◆ Data supplied ◆
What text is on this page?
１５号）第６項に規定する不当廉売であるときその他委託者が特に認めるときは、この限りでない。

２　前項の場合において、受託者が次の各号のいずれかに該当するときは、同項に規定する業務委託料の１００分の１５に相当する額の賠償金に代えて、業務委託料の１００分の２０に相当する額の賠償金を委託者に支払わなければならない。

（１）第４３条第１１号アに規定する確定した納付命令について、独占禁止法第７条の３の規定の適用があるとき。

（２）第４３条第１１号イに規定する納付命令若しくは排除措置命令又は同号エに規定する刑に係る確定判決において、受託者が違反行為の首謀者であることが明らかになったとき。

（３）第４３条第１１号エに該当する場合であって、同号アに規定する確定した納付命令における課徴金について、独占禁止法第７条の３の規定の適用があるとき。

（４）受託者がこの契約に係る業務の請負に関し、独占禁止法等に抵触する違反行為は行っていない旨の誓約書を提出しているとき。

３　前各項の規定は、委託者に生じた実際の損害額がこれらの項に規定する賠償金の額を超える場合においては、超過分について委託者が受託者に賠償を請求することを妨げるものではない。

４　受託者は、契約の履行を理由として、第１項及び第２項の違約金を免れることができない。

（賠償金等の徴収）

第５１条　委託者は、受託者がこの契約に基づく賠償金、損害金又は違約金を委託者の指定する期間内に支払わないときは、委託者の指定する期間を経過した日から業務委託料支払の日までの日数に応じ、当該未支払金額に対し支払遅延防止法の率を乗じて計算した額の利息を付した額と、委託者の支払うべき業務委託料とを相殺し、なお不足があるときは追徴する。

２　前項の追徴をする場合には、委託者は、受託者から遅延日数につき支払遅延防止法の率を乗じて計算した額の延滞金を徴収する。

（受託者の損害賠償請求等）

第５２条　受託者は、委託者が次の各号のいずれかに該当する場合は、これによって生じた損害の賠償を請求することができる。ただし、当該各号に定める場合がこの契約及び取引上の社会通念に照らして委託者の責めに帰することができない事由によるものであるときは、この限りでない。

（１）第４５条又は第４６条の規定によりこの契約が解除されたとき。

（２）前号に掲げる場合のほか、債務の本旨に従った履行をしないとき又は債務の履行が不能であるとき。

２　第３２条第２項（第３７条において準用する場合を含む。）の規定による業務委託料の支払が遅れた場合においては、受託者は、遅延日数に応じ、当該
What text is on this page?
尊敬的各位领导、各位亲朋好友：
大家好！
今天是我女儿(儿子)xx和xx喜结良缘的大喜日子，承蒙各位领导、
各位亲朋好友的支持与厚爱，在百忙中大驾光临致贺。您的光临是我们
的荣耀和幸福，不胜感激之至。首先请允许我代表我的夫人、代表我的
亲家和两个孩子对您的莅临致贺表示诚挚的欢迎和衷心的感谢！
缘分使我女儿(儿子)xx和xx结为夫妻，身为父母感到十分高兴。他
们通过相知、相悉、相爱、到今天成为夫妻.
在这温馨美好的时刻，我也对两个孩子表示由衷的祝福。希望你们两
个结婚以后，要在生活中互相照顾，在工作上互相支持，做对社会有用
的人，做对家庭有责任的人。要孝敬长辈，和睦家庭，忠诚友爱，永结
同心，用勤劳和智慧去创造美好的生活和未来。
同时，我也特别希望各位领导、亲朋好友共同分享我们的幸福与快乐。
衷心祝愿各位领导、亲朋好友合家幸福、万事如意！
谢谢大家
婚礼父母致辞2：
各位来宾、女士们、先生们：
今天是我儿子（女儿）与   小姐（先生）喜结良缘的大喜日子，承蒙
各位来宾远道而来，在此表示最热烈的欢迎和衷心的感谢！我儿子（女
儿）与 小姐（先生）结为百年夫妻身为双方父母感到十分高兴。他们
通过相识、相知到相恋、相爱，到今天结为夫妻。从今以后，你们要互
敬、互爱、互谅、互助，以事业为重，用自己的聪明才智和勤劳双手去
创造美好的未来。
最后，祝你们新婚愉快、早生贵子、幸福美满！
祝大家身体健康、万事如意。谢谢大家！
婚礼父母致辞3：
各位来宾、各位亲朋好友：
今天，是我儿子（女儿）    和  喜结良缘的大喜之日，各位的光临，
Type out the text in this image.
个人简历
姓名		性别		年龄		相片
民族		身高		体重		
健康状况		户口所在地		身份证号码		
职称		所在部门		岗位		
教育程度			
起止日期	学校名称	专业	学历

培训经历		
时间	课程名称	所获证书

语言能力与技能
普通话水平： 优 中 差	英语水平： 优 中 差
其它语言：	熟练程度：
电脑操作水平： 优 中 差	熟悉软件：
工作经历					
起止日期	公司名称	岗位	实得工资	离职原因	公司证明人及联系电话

◆ Job ◆
Pull out all lines from the entries above that include the word "万事如意".

◆ Right answer ◆
衷心祝愿各位领导、亲朋好友合家幸福、万事如意！
祝大家身体健康、万事如意。谢谢大家！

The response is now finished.